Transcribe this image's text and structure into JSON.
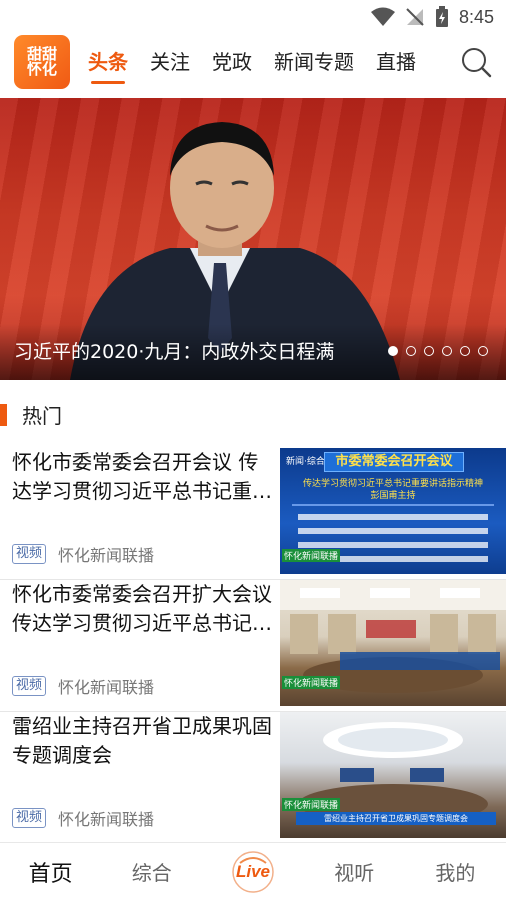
{
  "status_bar": {
    "time": "8:45"
  },
  "header": {
    "logo_line1": "甜甜",
    "logo_line2": "怀化",
    "tabs": [
      {
        "label": "头条",
        "active": true
      },
      {
        "label": "关注"
      },
      {
        "label": "党政"
      },
      {
        "label": "新闻专题"
      },
      {
        "label": "直播"
      }
    ]
  },
  "banner": {
    "title": "习近平的2020·九月：内政外交日程满",
    "slide_count": 6,
    "active_slide": 1
  },
  "section": {
    "title": "热门"
  },
  "news": [
    {
      "title": "怀化市委常委会召开会议 传达学习贯彻习近平总书记重要讲话指示精神",
      "badge": "视频",
      "source": "怀化新闻联播",
      "thumb_heading": "市委常委会召开会议",
      "thumb_sub": "传达学习贯彻习近平总书记重要讲话指示精神",
      "thumb_host": "彭国甫主持",
      "thumb_tag": "新闻·综合",
      "thumb_logo": "怀化新闻联播"
    },
    {
      "title": "怀化市委常委会召开扩大会议 传达学习贯彻习近平总书记重要讲话精神",
      "badge": "视频",
      "source": "怀化新闻联播",
      "thumb_logo": "怀化新闻联播"
    },
    {
      "title": "雷绍业主持召开省卫成果巩固专题调度会",
      "badge": "视频",
      "source": "怀化新闻联播",
      "thumb_caption": "雷绍业主持召开省卫成果巩固专题调度会",
      "thumb_logo": "怀化新闻联播"
    }
  ],
  "bottom_nav": [
    {
      "label": "首页",
      "active": true
    },
    {
      "label": "综合"
    },
    {
      "label": "Live"
    },
    {
      "label": "视听"
    },
    {
      "label": "我的"
    }
  ],
  "colors": {
    "accent": "#ee5a10",
    "badge": "#4a6aa6"
  }
}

════════

Your task is to transcribe all of the records precisely, with no images included.

Transcribe this image's text and structure into JSON.
{
  "status_bar": {
    "time": "8:45"
  },
  "header": {
    "logo_line1": "甜甜",
    "logo_line2": "怀化",
    "tabs": [
      {
        "label": "头条",
        "active": true
      },
      {
        "label": "关注"
      },
      {
        "label": "党政"
      },
      {
        "label": "新闻专题"
      },
      {
        "label": "直播"
      }
    ]
  },
  "banner": {
    "title": "习近平的2020·九月：内政外交日程满",
    "slide_count": 6,
    "active_slide": 1
  },
  "section": {
    "title": "热门"
  },
  "news": [
    {
      "title": "怀化市委常委会召开会议 传达学习贯彻习近平总书记重要讲话指示精神",
      "badge": "视频",
      "source": "怀化新闻联播",
      "thumb_heading": "市委常委会召开会议",
      "thumb_sub": "传达学习贯彻习近平总书记重要讲话指示精神",
      "thumb_host": "彭国甫主持",
      "thumb_tag": "新闻·综合",
      "thumb_logo": "怀化新闻联播"
    },
    {
      "title": "怀化市委常委会召开扩大会议 传达学习贯彻习近平总书记重要讲话精神",
      "badge": "视频",
      "source": "怀化新闻联播",
      "thumb_logo": "怀化新闻联播"
    },
    {
      "title": "雷绍业主持召开省卫成果巩固专题调度会",
      "badge": "视频",
      "source": "怀化新闻联播",
      "thumb_caption": "雷绍业主持召开省卫成果巩固专题调度会",
      "thumb_logo": "怀化新闻联播"
    }
  ],
  "bottom_nav": [
    {
      "label": "首页",
      "active": true
    },
    {
      "label": "综合"
    },
    {
      "label": "Live"
    },
    {
      "label": "视听"
    },
    {
      "label": "我的"
    }
  ],
  "colors": {
    "accent": "#ee5a10",
    "badge": "#4a6aa6"
  }
}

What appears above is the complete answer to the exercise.